- [Records for the exercise]

• • • • •

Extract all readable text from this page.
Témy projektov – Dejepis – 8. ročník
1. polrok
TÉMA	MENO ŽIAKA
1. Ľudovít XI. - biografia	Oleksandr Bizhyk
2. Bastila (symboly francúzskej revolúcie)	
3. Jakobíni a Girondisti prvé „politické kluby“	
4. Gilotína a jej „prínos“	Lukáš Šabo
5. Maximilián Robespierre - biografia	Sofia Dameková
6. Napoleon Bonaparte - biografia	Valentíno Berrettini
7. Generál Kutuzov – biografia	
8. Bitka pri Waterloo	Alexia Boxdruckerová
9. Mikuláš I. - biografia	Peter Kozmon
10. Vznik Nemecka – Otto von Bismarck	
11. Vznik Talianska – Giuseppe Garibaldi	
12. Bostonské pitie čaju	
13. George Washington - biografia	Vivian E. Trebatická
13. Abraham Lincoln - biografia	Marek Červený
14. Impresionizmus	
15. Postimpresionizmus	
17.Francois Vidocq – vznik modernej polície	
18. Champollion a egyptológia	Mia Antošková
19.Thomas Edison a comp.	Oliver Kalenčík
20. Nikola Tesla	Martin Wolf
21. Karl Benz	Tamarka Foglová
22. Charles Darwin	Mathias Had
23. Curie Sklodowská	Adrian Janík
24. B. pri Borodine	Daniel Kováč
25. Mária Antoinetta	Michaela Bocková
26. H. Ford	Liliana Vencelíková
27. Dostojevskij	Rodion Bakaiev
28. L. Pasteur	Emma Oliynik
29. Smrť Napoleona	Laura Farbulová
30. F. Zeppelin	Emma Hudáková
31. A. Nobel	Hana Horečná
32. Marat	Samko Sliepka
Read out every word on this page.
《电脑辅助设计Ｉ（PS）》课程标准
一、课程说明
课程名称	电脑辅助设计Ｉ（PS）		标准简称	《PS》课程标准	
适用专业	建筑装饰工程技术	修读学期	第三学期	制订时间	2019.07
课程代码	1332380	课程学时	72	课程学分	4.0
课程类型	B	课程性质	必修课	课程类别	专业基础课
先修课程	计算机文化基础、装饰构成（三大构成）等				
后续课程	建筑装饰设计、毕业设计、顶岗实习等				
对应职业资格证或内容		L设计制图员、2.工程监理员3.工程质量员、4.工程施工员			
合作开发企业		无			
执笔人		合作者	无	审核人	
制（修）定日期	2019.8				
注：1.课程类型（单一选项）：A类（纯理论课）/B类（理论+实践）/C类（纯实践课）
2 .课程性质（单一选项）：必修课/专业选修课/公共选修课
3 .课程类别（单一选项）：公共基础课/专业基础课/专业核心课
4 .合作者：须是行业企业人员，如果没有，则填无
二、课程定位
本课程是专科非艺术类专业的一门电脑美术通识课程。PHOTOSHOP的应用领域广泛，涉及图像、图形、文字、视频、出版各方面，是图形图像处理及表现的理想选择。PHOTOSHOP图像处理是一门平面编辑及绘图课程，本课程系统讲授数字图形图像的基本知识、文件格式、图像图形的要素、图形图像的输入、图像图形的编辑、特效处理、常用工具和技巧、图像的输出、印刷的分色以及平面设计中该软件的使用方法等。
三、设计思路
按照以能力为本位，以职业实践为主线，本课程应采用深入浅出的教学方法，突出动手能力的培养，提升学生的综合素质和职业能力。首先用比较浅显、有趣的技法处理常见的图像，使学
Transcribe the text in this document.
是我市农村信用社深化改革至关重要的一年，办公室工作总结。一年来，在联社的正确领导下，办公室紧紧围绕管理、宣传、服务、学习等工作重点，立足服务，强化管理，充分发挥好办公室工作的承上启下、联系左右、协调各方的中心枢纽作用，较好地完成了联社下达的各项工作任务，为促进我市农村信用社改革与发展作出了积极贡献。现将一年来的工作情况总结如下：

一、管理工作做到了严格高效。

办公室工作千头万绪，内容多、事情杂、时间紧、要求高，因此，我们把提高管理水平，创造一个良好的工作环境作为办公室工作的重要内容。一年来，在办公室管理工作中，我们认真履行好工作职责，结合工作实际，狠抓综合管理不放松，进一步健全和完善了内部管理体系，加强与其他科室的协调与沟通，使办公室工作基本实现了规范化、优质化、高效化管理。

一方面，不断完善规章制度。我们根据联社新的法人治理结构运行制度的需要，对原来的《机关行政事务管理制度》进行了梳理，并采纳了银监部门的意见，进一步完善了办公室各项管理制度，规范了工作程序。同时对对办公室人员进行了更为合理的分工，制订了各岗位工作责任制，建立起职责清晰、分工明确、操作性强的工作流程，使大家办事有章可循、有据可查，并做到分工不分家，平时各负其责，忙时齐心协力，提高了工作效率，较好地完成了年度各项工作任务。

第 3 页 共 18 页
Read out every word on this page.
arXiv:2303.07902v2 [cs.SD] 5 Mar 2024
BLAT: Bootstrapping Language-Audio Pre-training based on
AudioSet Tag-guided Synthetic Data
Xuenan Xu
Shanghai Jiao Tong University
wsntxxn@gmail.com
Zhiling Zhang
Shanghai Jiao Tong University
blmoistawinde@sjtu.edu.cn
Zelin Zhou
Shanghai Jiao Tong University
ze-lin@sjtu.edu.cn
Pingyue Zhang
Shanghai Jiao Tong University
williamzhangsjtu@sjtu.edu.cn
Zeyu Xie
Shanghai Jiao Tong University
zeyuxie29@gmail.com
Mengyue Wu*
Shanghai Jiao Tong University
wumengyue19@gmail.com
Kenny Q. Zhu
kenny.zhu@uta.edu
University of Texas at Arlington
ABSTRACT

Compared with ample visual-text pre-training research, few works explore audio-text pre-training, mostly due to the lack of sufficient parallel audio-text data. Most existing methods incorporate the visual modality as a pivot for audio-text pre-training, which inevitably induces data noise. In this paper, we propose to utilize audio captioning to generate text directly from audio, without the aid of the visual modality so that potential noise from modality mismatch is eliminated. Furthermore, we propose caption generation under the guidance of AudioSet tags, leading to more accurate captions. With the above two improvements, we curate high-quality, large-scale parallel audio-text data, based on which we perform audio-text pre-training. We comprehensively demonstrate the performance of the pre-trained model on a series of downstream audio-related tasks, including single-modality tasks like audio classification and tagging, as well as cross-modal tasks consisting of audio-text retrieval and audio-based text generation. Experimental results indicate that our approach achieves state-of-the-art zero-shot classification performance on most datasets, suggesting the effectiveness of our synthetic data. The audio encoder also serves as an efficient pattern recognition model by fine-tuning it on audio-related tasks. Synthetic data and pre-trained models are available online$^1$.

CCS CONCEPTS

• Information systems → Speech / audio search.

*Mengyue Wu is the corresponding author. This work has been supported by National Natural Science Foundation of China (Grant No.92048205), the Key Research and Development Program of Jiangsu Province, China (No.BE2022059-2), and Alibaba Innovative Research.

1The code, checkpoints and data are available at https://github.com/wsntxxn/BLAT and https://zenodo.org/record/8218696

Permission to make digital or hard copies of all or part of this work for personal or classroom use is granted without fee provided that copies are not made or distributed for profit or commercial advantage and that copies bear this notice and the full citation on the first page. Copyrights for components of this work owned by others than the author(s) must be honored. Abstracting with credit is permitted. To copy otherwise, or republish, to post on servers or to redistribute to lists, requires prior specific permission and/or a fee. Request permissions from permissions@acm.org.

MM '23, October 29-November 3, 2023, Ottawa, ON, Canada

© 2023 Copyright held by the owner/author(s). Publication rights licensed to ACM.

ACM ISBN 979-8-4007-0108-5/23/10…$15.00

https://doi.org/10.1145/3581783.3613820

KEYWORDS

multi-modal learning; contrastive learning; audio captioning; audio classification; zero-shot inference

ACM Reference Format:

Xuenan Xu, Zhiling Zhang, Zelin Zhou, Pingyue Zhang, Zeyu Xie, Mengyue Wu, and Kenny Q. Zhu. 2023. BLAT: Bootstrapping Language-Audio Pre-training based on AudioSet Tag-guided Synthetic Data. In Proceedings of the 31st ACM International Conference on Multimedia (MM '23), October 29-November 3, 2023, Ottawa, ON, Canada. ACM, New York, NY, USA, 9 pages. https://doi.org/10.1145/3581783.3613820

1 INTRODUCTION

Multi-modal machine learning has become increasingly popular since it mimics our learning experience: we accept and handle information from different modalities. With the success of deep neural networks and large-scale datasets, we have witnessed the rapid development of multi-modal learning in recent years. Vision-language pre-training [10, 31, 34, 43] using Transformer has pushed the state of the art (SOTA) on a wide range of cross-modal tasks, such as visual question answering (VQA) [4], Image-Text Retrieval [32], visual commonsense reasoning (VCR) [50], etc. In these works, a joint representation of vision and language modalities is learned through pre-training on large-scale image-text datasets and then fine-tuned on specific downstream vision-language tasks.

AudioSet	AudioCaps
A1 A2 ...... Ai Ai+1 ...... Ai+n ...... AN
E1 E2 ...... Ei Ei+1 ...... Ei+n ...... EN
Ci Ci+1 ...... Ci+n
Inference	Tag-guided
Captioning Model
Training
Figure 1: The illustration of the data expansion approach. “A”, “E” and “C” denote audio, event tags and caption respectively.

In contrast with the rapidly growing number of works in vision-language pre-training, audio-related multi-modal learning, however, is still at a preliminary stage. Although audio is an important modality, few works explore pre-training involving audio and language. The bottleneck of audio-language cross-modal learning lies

• • • • •

- [Problem to solve] Only a number is wanted: how many lines of the material above hold "Zelin"?

- [Correct output] 2